» Data for this task
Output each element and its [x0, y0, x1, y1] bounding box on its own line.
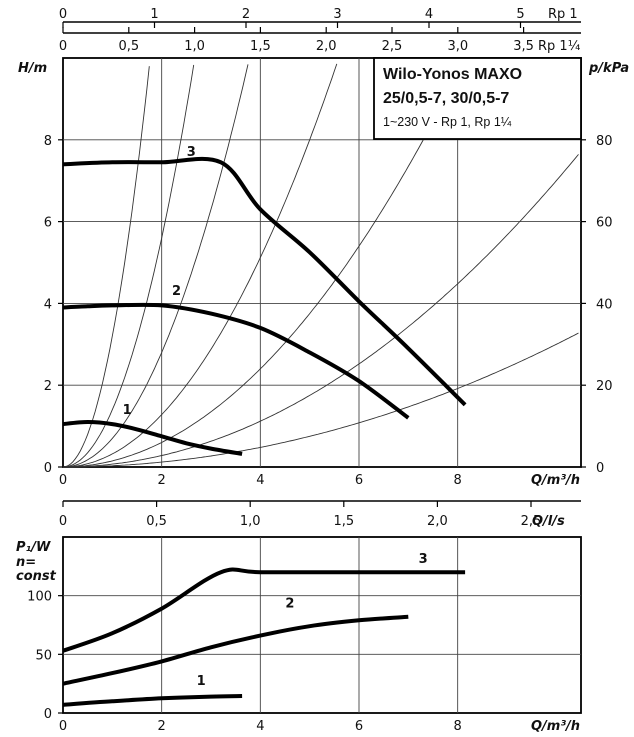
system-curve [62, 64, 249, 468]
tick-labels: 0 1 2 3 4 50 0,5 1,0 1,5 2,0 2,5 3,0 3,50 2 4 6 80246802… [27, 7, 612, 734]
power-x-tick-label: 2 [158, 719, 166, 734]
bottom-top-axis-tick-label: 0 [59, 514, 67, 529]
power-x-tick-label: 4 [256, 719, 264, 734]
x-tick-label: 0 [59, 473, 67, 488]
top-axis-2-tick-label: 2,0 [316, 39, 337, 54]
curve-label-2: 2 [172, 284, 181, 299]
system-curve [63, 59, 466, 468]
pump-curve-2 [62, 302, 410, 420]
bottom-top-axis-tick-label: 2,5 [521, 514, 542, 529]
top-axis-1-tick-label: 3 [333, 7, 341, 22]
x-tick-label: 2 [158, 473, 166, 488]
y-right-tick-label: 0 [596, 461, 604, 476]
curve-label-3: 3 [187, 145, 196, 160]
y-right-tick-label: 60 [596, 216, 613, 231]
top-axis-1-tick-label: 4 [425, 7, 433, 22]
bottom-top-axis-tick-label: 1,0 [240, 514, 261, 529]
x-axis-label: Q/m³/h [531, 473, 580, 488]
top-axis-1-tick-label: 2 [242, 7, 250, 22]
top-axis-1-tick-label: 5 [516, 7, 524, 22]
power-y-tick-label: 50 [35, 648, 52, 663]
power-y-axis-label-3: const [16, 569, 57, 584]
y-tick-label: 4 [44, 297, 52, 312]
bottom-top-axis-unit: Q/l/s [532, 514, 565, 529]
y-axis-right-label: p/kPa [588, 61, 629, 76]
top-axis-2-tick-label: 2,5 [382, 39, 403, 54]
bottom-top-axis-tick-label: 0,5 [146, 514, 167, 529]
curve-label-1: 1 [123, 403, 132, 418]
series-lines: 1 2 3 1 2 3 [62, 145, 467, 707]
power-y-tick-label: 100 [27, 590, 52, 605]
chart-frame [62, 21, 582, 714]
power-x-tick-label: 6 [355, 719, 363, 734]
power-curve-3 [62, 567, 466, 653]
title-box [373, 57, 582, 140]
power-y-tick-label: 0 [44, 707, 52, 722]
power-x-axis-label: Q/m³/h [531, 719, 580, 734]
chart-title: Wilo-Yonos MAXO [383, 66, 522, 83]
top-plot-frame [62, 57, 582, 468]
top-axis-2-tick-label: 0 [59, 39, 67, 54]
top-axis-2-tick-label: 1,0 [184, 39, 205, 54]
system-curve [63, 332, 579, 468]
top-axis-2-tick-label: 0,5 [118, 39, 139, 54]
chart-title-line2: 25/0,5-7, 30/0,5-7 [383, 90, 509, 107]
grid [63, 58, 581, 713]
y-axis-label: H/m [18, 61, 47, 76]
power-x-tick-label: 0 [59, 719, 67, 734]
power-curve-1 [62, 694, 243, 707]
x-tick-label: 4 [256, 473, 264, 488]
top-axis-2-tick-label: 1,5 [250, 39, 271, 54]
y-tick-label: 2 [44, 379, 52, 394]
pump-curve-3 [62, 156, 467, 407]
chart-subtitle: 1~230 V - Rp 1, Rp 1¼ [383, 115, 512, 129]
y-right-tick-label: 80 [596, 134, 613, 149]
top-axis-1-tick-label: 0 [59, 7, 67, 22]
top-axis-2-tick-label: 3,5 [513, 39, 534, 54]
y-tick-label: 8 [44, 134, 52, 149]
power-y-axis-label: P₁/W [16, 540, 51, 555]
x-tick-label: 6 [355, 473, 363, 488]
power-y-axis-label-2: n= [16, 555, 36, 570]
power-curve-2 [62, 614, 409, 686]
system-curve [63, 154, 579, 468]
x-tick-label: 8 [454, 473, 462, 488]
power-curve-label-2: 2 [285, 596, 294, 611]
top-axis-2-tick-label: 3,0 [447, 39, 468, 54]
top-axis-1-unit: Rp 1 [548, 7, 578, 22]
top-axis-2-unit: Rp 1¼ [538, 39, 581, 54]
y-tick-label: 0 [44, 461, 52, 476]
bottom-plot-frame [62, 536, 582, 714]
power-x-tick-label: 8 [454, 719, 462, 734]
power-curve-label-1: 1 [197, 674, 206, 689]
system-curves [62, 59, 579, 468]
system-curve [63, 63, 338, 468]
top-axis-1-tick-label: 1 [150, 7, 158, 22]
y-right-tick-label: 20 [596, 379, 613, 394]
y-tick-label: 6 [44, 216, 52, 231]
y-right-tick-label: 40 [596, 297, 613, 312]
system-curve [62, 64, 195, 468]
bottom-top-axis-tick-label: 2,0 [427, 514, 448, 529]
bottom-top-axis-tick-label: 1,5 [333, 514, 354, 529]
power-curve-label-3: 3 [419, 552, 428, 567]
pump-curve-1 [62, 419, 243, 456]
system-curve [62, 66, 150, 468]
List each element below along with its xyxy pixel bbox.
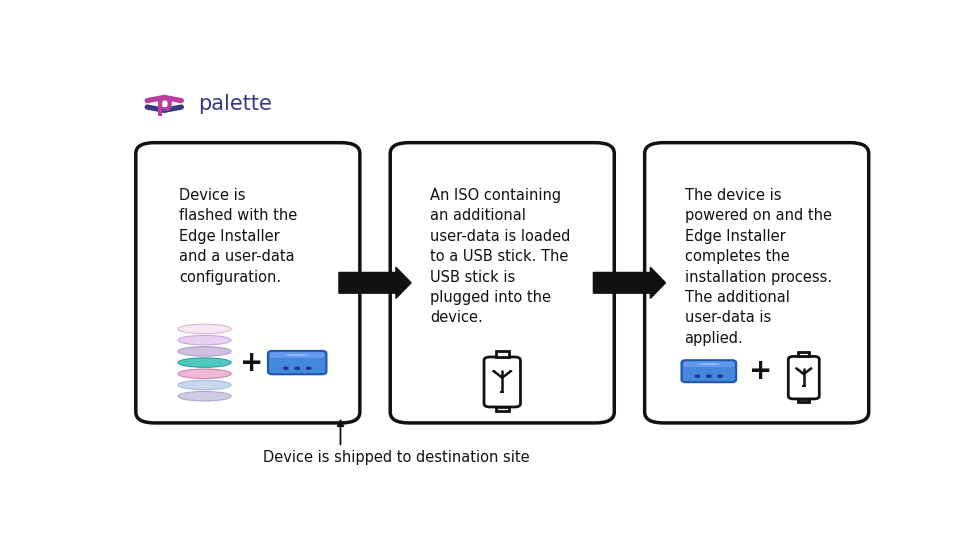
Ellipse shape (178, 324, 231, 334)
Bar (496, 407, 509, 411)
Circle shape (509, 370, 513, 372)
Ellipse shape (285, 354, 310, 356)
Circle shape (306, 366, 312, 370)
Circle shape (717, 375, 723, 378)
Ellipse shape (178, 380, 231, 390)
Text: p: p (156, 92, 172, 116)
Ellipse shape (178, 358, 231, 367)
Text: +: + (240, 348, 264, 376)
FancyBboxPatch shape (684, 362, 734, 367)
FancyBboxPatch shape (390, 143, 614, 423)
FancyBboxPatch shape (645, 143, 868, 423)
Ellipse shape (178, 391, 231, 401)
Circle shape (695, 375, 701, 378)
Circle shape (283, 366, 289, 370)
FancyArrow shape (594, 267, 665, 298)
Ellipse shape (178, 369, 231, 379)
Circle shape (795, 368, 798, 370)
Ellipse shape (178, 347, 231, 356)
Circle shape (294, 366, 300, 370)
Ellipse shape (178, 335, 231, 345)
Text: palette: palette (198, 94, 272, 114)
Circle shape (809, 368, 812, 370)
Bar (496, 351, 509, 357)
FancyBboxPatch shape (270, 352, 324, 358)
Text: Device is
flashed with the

» What to produce
Extract each line of the items that contains the string "right".

» The solution
y-right-tick-label: 0 [596, 461, 604, 476]
y-right-tick-label: 60 [596, 216, 613, 231]
y-axis-right-label: p/kPa [588, 61, 629, 76]
y-right-tick-label: 80 [596, 134, 613, 149]
y-right-tick-label: 20 [596, 379, 613, 394]
y-right-tick-label: 40 [596, 297, 613, 312]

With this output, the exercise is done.